Rows from a figure dataset:

>>>>>

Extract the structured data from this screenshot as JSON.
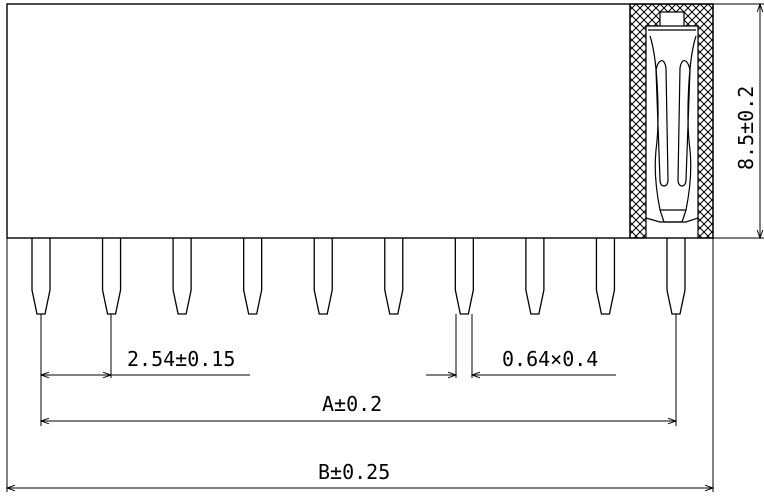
{
  "drawing": {
    "pin_count": 10,
    "labels": {
      "pitch": "2.54±0.15",
      "pin_size": "0.64×0.4",
      "dim_a": "A±0.2",
      "dim_b": "B±0.25",
      "height": "8.5±0.2"
    },
    "colors": {
      "line": "#000000",
      "background": "#ffffff"
    }
  }
}
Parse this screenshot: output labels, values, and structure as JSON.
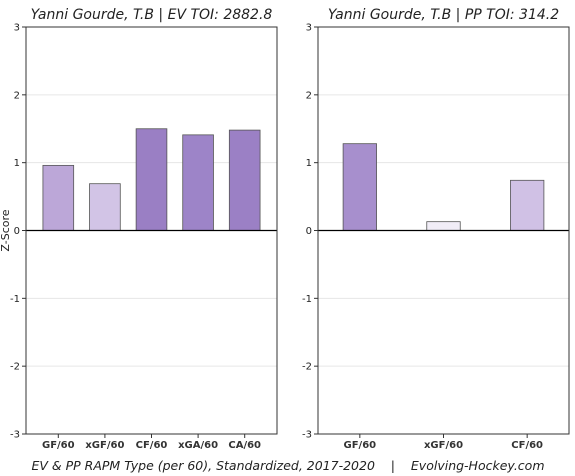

<<<<<

◆ INSTRUCTIONS FOR THE TASK ◆
Retype each entry precisely. Skip images entirely.

◆ RESPONSE BELOW ◆
Extract the structured data from this screenshot as JSON.
{
  "drawing": {
    "pin_count": 10,
    "labels": {
      "pitch": "2.54±0.15",
      "pin_size": "0.64×0.4",
      "dim_a": "A±0.2",
      "dim_b": "B±0.25",
      "height": "8.5±0.2"
    },
    "colors": {
      "line": "#000000",
      "background": "#ffffff"
    }
  }
}
Parse this screenshot: output labels, values, and structure as JSON.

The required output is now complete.